◆ Written exercise ◆
Reproduce the records below in full and without edits, omitting images.

◆ Stored data ◆
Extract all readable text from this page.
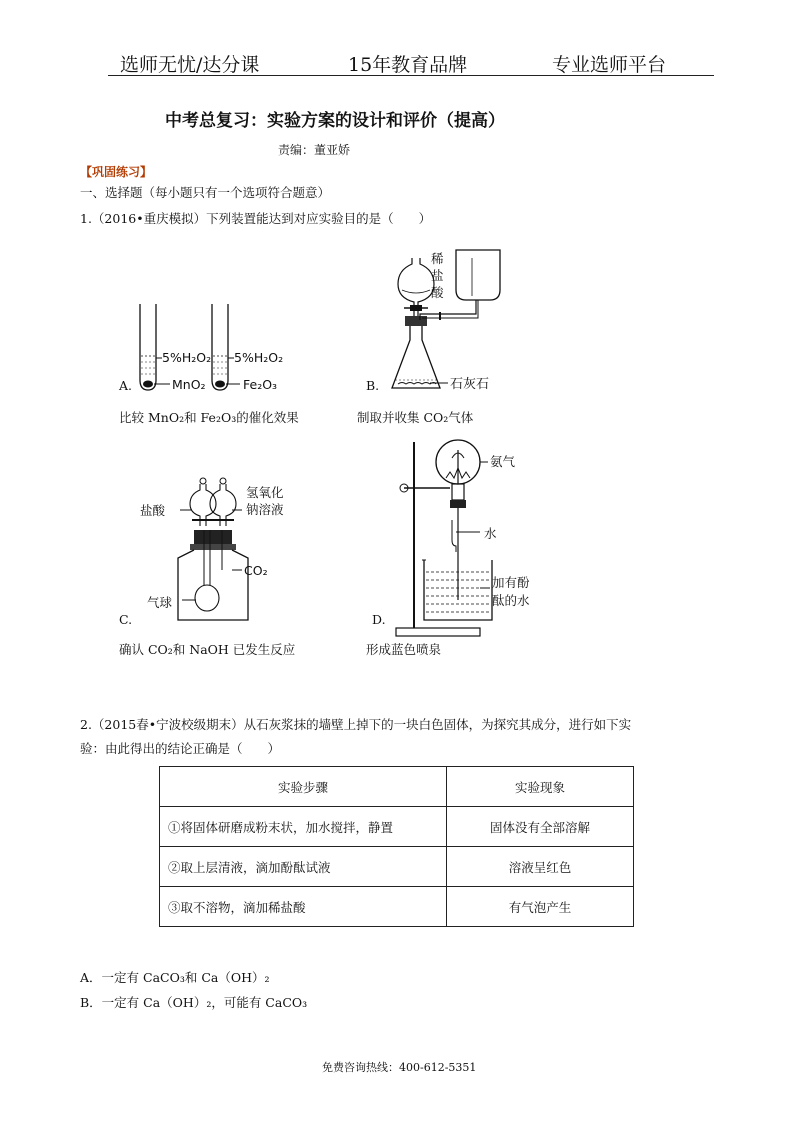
选师无忧/达分课	15年教育品牌	专业选师平台
中考总复习：实验方案的设计和评价（提高）
责编：董亚娇
【巩固练习】
一、选择题（每小题只有一个选项符合题意）
1.（2016•重庆模拟）下列装置能达到对应实验目的是（　　）
5%H₂O₂ 5%H₂O₂
MnO₂	Fe₂O₃
A.
比较 MnO₂和 Fe₂O₃的催化效果
稀
盐
酸
石灰石
B.
制取并收集 CO₂气体
盐酸
氢氧化
钠溶液
CO₂
气球
C.
确认 CO₂和 NaOH 已发生反应
氨气
水
加有酚
酞的水
D.
形成蓝色喷泉
2.（2015春•宁波校级期末）从石灰浆抹的墙壁上掉下的一块白色固体，为探究其成分，进行如下实
验：由此得出的结论正确是（　　）
实验步骤	实验现象
①将固体研磨成粉末状，加水搅拌，静置	固体没有全部溶解
②取上层清液，滴加酚酞试液	溶液呈红色
③取不溶物，滴加稀盐酸	有气泡产生
A．一定有 CaCO₃和 Ca（OH）₂
B．一定有 Ca（OH）₂，可能有 CaCO₃
免费咨询热线：400-612-5351
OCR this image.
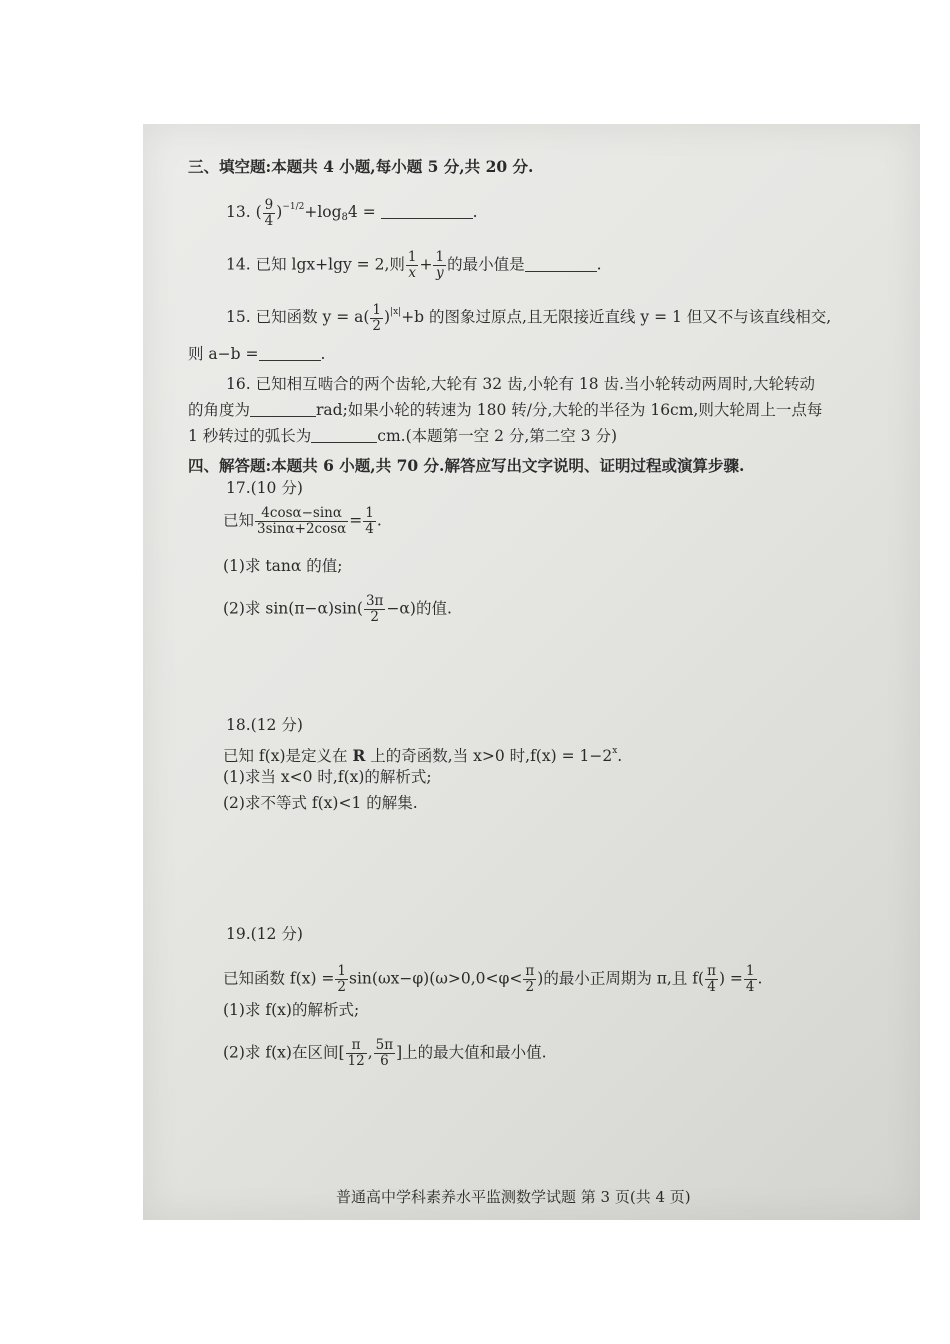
三、填空题:本题共 4 小题,每小题 5 分,共 20 分.
13. ( $\frac{9}{4} )^{-1/2}+\log_84$ =	.
14. 已知 lgx+lgy = 2,则 $\frac{1}{x} + \frac{1}{y}$ 的最小值是	.
15. 已知函数 $y = a( \frac{1}{2} )^{|x|}+b$ 的图象过原点,且无限接近直线 y = 1 但又不与该直线相交,
则 a−b =	.
16. 已知相互啮合的两个齿轮,大轮有 32 齿,小轮有 18 齿.当小轮转动两周时,大轮转动
的角度为	rad;如果小轮的转速为 180 转/分,大轮的半径为 16cm,则大轮周上一点每
1 秒转过的弧长为	cm.(本题第一空 2 分,第二空 3 分)
四、解答题:本题共 6 小题,共 70 分.解答应写出文字说明、证明过程或演算步骤.
17.(10 分)
已知 $\frac{4\cos\alpha-\sin\alpha}{3\sin\alpha+2\cos\alpha} = \frac{1}{4}$ .
(1)求 tanα 的值;
(2)求 $\sin(\pi-\alpha)\sin( \frac{3\pi}{2} -\alpha)$的值.
18.(12 分)
已知 f(x)是定义在 R 上的奇函数,当 x>0 时$,f(x) = 1-2^x$.
(1)求当 x<0 时,f(x)的解析式;
(2)求不等式 f(x)<1 的解集.
19.(12 分)
已知函数 $f(x) = \frac{1}{2} \sin(\omega x-\varphi)(\omega>0,0<\varphi< \frac{\pi}{2}$ )的最小正周期为 π,且 $f( \frac{\pi}{4}$ ) = $\frac{1}{4}$ .
(1)求 f(x)的解析式;
(2)求 f(x)在区间[ $\frac{\pi}{12}$ , $\frac{5\pi}{6}$ ]上的最大值和最小值.
普通高中学科素养水平监测数学试题 第 3 页(共 4 页)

◆ Answer to the problem ◆
Extract all readable text from this page.
选师无忧/达分课	15年教育品牌	专业选师平台
中考总复习：实验方案的设计和评价（提高）
责编：董亚娇
【巩固练习】
一、选择题（每小题只有一个选项符合题意）
1.（2016•重庆模拟）下列装置能达到对应实验目的是（　　）
5%H₂O₂ 5%H₂O₂
MnO₂	Fe₂O₃
A.
比较 MnO₂和 Fe₂O₃的催化效果
稀
盐
酸
石灰石
B.
制取并收集 CO₂气体
盐酸
氢氧化
钠溶液
CO₂
气球
C.
确认 CO₂和 NaOH 已发生反应
氨气
水
加有酚
酞的水
D.
形成蓝色喷泉
2.（2015春•宁波校级期末）从石灰浆抹的墙壁上掉下的一块白色固体，为探究其成分，进行如下实
验：由此得出的结论正确是（　　）
实验步骤	实验现象
①将固体研磨成粉末状，加水搅拌，静置	固体没有全部溶解
②取上层清液，滴加酚酞试液	溶液呈红色
③取不溶物，滴加稀盐酸	有气泡产生
A．一定有 CaCO₃和 Ca（OH）₂
B．一定有 Ca（OH）₂，可能有 CaCO₃
免费咨询热线：400-612-5351
OCR this image.
三、填空题:本题共 4 小题,每小题 5 分,共 20 分.
13. ( $\frac{9}{4} )^{-1/2}+\log_84$ =	.
14. 已知 lgx+lgy = 2,则 $\frac{1}{x} + \frac{1}{y}$ 的最小值是	.
15. 已知函数 $y = a( \frac{1}{2} )^{|x|}+b$ 的图象过原点,且无限接近直线 y = 1 但又不与该直线相交,
则 a−b =	.
16. 已知相互啮合的两个齿轮,大轮有 32 齿,小轮有 18 齿.当小轮转动两周时,大轮转动
的角度为	rad;如果小轮的转速为 180 转/分,大轮的半径为 16cm,则大轮周上一点每
1 秒转过的弧长为	cm.(本题第一空 2 分,第二空 3 分)
四、解答题:本题共 6 小题,共 70 分.解答应写出文字说明、证明过程或演算步骤.
17.(10 分)
已知 $\frac{4\cos\alpha-\sin\alpha}{3\sin\alpha+2\cos\alpha} = \frac{1}{4}$ .
(1)求 tanα 的值;
(2)求 $\sin(\pi-\alpha)\sin( \frac{3\pi}{2} -\alpha)$的值.
18.(12 分)
已知 f(x)是定义在 R 上的奇函数,当 x>0 时$,f(x) = 1-2^x$.
(1)求当 x<0 时,f(x)的解析式;
(2)求不等式 f(x)<1 的解集.
19.(12 分)
已知函数 $f(x) = \frac{1}{2} \sin(\omega x-\varphi)(\omega>0,0<\varphi< \frac{\pi}{2}$ )的最小正周期为 π,且 $f( \frac{\pi}{4}$ ) = $\frac{1}{4}$ .
(1)求 f(x)的解析式;
(2)求 f(x)在区间[ $\frac{\pi}{12}$ , $\frac{5\pi}{6}$ ]上的最大值和最小值.
普通高中学科素养水平监测数学试题 第 3 页(共 4 页)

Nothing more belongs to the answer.